> _EXERCISE BRIEF_
Copy each line below in which the word "JSON" occurs.

+++

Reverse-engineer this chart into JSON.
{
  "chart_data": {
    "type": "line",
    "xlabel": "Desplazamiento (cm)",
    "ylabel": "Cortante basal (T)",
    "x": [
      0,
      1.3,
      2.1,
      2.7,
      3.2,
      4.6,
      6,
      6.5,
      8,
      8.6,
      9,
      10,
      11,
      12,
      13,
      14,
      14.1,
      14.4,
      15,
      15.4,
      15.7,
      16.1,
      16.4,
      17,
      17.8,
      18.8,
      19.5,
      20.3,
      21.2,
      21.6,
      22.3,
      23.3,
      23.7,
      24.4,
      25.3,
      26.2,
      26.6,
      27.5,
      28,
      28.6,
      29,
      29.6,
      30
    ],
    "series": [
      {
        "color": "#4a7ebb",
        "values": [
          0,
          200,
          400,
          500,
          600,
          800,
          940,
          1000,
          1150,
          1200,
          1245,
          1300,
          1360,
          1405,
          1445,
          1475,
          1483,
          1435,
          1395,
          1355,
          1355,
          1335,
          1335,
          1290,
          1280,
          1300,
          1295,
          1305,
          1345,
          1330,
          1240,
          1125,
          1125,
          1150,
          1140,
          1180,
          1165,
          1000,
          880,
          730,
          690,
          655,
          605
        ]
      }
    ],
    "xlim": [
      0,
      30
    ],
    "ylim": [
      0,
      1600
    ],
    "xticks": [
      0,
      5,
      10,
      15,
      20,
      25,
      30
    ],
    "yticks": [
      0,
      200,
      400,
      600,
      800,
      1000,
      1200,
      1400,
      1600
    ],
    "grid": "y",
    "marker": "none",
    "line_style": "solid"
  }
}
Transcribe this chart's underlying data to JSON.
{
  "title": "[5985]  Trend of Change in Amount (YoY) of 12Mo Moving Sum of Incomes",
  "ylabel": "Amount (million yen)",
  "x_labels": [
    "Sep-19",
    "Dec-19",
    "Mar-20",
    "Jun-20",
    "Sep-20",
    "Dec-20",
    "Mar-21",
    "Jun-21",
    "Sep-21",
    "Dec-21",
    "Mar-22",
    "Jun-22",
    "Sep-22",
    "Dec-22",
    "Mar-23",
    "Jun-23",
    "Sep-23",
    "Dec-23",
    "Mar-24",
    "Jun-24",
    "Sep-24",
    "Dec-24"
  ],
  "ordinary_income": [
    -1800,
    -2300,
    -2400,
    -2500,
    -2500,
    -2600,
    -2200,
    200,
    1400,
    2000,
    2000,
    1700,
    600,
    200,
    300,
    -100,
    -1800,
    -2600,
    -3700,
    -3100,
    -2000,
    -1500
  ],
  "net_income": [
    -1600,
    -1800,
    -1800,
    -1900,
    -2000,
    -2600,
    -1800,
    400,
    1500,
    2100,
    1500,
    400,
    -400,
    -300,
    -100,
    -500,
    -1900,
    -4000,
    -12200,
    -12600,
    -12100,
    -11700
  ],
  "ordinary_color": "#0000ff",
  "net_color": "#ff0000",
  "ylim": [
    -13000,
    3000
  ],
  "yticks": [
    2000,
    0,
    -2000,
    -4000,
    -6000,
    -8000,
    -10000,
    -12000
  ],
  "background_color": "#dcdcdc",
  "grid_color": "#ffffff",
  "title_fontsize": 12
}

+++

> _SOLUTION FOR THIS EXERCISE_
Reverse-engineer this chart into JSON.
Transcribe this chart's underlying data to JSON.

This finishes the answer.